_Provided information_

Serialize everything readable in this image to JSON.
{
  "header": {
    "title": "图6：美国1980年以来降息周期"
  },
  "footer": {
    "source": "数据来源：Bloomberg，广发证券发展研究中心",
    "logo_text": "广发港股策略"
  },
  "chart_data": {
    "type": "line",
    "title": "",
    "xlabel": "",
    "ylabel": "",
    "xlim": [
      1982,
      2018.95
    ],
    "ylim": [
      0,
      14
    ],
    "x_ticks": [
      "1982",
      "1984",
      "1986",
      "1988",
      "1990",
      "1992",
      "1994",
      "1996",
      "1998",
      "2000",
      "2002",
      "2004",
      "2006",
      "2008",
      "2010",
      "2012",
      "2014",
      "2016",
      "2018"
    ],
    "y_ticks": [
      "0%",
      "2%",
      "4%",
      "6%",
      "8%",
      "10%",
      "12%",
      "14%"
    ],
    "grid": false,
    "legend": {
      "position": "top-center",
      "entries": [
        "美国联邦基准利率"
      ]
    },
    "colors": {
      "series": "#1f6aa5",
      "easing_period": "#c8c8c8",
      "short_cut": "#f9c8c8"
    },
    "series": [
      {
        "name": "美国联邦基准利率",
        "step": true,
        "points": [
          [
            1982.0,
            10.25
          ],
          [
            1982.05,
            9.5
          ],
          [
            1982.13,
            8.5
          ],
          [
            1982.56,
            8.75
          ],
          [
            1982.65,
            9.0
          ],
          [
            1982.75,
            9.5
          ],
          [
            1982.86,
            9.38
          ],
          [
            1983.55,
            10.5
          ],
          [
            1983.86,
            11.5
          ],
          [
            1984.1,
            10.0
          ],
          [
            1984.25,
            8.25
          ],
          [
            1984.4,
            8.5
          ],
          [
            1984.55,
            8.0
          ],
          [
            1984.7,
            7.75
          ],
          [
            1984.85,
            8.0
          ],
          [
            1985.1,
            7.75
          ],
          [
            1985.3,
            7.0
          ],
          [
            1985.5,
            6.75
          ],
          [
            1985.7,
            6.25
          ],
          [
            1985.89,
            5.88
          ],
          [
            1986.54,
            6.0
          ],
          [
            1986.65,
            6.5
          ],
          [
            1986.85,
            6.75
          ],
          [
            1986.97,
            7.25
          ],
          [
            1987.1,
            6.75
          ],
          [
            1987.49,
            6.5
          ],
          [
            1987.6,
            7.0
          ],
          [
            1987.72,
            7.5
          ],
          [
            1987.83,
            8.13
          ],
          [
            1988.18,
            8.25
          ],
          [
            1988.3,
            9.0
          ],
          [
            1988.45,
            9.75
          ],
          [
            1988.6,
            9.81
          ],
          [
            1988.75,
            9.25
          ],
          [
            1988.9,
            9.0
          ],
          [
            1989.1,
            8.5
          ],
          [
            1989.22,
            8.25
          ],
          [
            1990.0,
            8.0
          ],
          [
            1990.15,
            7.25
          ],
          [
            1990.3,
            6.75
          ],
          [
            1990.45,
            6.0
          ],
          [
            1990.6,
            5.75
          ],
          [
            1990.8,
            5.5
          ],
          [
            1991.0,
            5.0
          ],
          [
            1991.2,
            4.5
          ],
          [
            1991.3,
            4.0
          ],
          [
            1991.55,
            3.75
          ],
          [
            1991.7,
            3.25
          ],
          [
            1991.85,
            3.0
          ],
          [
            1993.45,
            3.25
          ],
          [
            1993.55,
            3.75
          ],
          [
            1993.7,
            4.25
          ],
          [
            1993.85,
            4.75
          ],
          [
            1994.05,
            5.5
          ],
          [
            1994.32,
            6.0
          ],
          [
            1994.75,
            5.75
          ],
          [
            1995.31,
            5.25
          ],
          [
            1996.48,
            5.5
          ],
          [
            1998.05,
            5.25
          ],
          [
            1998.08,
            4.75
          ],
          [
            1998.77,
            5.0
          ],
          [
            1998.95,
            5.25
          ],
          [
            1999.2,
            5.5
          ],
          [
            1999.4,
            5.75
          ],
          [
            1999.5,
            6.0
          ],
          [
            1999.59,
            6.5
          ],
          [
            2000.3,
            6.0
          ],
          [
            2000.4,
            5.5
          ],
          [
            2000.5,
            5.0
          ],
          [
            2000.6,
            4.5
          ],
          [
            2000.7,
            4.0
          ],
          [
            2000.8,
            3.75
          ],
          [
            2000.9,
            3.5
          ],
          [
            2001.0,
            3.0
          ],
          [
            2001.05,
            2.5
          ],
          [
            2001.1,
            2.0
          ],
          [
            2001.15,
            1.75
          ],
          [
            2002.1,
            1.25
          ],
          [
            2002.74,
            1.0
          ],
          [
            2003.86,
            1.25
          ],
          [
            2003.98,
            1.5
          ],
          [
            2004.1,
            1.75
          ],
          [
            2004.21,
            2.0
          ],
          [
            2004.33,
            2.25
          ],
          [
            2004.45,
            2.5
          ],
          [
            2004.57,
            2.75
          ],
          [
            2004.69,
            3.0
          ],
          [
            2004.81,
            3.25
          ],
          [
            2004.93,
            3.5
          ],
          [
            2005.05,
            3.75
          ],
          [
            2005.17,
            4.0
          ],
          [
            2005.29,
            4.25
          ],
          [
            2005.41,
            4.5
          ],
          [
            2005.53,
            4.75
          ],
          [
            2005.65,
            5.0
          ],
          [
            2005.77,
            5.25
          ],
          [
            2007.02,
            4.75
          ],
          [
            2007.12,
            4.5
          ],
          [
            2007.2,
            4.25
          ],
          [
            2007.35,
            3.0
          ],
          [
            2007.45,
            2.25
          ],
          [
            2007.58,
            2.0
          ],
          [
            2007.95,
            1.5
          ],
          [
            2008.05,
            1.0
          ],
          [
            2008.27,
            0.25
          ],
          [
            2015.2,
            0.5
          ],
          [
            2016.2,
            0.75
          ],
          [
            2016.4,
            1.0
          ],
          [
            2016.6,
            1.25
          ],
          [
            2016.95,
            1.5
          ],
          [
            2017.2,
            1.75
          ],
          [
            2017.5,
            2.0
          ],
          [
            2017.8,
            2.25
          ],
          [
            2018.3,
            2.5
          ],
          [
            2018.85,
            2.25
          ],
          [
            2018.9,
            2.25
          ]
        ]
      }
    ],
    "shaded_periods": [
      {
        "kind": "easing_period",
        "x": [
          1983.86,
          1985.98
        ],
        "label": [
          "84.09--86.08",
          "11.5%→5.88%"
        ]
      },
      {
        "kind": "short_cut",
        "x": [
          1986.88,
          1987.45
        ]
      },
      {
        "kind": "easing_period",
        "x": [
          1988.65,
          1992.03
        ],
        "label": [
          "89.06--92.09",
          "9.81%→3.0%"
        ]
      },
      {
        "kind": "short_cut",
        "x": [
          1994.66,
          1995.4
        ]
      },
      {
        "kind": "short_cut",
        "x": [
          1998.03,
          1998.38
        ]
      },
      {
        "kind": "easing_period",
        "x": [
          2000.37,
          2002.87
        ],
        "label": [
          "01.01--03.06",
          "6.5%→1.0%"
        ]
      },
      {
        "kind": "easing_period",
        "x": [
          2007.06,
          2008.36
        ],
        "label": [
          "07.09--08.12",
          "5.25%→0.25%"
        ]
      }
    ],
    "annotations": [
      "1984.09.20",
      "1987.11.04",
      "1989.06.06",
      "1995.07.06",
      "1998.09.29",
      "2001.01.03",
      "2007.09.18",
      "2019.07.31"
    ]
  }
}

_Direction_
Print every record above exactly as written.

_Output_
Serialize everything readable in this image to JSON.
{
  "header": {
    "title": "图6：美国1980年以来降息周期"
  },
  "footer": {
    "source": "数据来源：Bloomberg，广发证券发展研究中心",
    "logo_text": "广发港股策略"
  },
  "chart_data": {
    "type": "line",
    "title": "",
    "xlabel": "",
    "ylabel": "",
    "xlim": [
      1982,
      2018.95
    ],
    "ylim": [
      0,
      14
    ],
    "x_ticks": [
      "1982",
      "1984",
      "1986",
      "1988",
      "1990",
      "1992",
      "1994",
      "1996",
      "1998",
      "2000",
      "2002",
      "2004",
      "2006",
      "2008",
      "2010",
      "2012",
      "2014",
      "2016",
      "2018"
    ],
    "y_ticks": [
      "0%",
      "2%",
      "4%",
      "6%",
      "8%",
      "10%",
      "12%",
      "14%"
    ],
    "grid": false,
    "legend": {
      "position": "top-center",
      "entries": [
        "美国联邦基准利率"
      ]
    },
    "colors": {
      "series": "#1f6aa5",
      "easing_period": "#c8c8c8",
      "short_cut": "#f9c8c8"
    },
    "series": [
      {
        "name": "美国联邦基准利率",
        "step": true,
        "points": [
          [
            1982.0,
            10.25
          ],
          [
            1982.05,
            9.5
          ],
          [
            1982.13,
            8.5
          ],
          [
            1982.56,
            8.75
          ],
          [
            1982.65,
            9.0
          ],
          [
            1982.75,
            9.5
          ],
          [
            1982.86,
            9.38
          ],
          [
            1983.55,
            10.5
          ],
          [
            1983.86,
            11.5
          ],
          [
            1984.1,
            10.0
          ],
          [
            1984.25,
            8.25
          ],
          [
            1984.4,
            8.5
          ],
          [
            1984.55,
            8.0
          ],
          [
            1984.7,
            7.75
          ],
          [
            1984.85,
            8.0
          ],
          [
            1985.1,
            7.75
          ],
          [
            1985.3,
            7.0
          ],
          [
            1985.5,
            6.75
          ],
          [
            1985.7,
            6.25
          ],
          [
            1985.89,
            5.88
          ],
          [
            1986.54,
            6.0
          ],
          [
            1986.65,
            6.5
          ],
          [
            1986.85,
            6.75
          ],
          [
            1986.97,
            7.25
          ],
          [
            1987.1,
            6.75
          ],
          [
            1987.49,
            6.5
          ],
          [
            1987.6,
            7.0
          ],
          [
            1987.72,
            7.5
          ],
          [
            1987.83,
            8.13
          ],
          [
            1988.18,
            8.25
          ],
          [
            1988.3,
            9.0
          ],
          [
            1988.45,
            9.75
          ],
          [
            1988.6,
            9.81
          ],
          [
            1988.75,
            9.25
          ],
          [
            1988.9,
            9.0
          ],
          [
            1989.1,
            8.5
          ],
          [
            1989.22,
            8.25
          ],
          [
            1990.0,
            8.0
          ],
          [
            1990.15,
            7.25
          ],
          [
            1990.3,
            6.75
          ],
          [
            1990.45,
            6.0
          ],
          [
            1990.6,
            5.75
          ],
          [
            1990.8,
            5.5
          ],
          [
            1991.0,
            5.0
          ],
          [
            1991.2,
            4.5
          ],
          [
            1991.3,
            4.0
          ],
          [
            1991.55,
            3.75
          ],
          [
            1991.7,
            3.25
          ],
          [
            1991.85,
            3.0
          ],
          [
            1993.45,
            3.25
          ],
          [
            1993.55,
            3.75
          ],
          [
            1993.7,
            4.25
          ],
          [
            1993.85,
            4.75
          ],
          [
            1994.05,
            5.5
          ],
          [
            1994.32,
            6.0
          ],
          [
            1994.75,
            5.75
          ],
          [
            1995.31,
            5.25
          ],
          [
            1996.48,
            5.5
          ],
          [
            1998.05,
            5.25
          ],
          [
            1998.08,
            4.75
          ],
          [
            1998.77,
            5.0
          ],
          [
            1998.95,
            5.25
          ],
          [
            1999.2,
            5.5
          ],
          [
            1999.4,
            5.75
          ],
          [
            1999.5,
            6.0
          ],
          [
            1999.59,
            6.5
          ],
          [
            2000.3,
            6.0
          ],
          [
            2000.4,
            5.5
          ],
          [
            2000.5,
            5.0
          ],
          [
            2000.6,
            4.5
          ],
          [
            2000.7,
            4.0
          ],
          [
            2000.8,
            3.75
          ],
          [
            2000.9,
            3.5
          ],
          [
            2001.0,
            3.0
          ],
          [
            2001.05,
            2.5
          ],
          [
            2001.1,
            2.0
          ],
          [
            2001.15,
            1.75
          ],
          [
            2002.1,
            1.25
          ],
          [
            2002.74,
            1.0
          ],
          [
            2003.86,
            1.25
          ],
          [
            2003.98,
            1.5
          ],
          [
            2004.1,
            1.75
          ],
          [
            2004.21,
            2.0
          ],
          [
            2004.33,
            2.25
          ],
          [
            2004.45,
            2.5
          ],
          [
            2004.57,
            2.75
          ],
          [
            2004.69,
            3.0
          ],
          [
            2004.81,
            3.25
          ],
          [
            2004.93,
            3.5
          ],
          [
            2005.05,
            3.75
          ],
          [
            2005.17,
            4.0
          ],
          [
            2005.29,
            4.25
          ],
          [
            2005.41,
            4.5
          ],
          [
            2005.53,
            4.75
          ],
          [
            2005.65,
            5.0
          ],
          [
            2005.77,
            5.25
          ],
          [
            2007.02,
            4.75
          ],
          [
            2007.12,
            4.5
          ],
          [
            2007.2,
            4.25
          ],
          [
            2007.35,
            3.0
          ],
          [
            2007.45,
            2.25
          ],
          [
            2007.58,
            2.0
          ],
          [
            2007.95,
            1.5
          ],
          [
            2008.05,
            1.0
          ],
          [
            2008.27,
            0.25
          ],
          [
            2015.2,
            0.5
          ],
          [
            2016.2,
            0.75
          ],
          [
            2016.4,
            1.0
          ],
          [
            2016.6,
            1.25
          ],
          [
            2016.95,
            1.5
          ],
          [
            2017.2,
            1.75
          ],
          [
            2017.5,
            2.0
          ],
          [
            2017.8,
            2.25
          ],
          [
            2018.3,
            2.5
          ],
          [
            2018.85,
            2.25
          ],
          [
            2018.9,
            2.25
          ]
        ]
      }
    ],
    "shaded_periods": [
      {
        "kind": "easing_period",
        "x": [
          1983.86,
          1985.98
        ],
        "label": [
          "84.09--86.08",
          "11.5%→5.88%"
        ]
      },
      {
        "kind": "short_cut",
        "x": [
          1986.88,
          1987.45
        ]
      },
      {
        "kind": "easing_period",
        "x": [
          1988.65,
          1992.03
        ],
        "label": [
          "89.06--92.09",
          "9.81%→3.0%"
        ]
      },
      {
        "kind": "short_cut",
        "x": [
          1994.66,
          1995.4
        ]
      },
      {
        "kind": "short_cut",
        "x": [
          1998.03,
          1998.38
        ]
      },
      {
        "kind": "easing_period",
        "x": [
          2000.37,
          2002.87
        ],
        "label": [
          "01.01--03.06",
          "6.5%→1.0%"
        ]
      },
      {
        "kind": "easing_period",
        "x": [
          2007.06,
          2008.36
        ],
        "label": [
          "07.09--08.12",
          "5.25%→0.25%"
        ]
      }
    ],
    "annotations": [
      "1984.09.20",
      "1987.11.04",
      "1989.06.06",
      "1995.07.06",
      "1998.09.29",
      "2001.01.03",
      "2007.09.18",
      "2019.07.31"
    ]
  }
}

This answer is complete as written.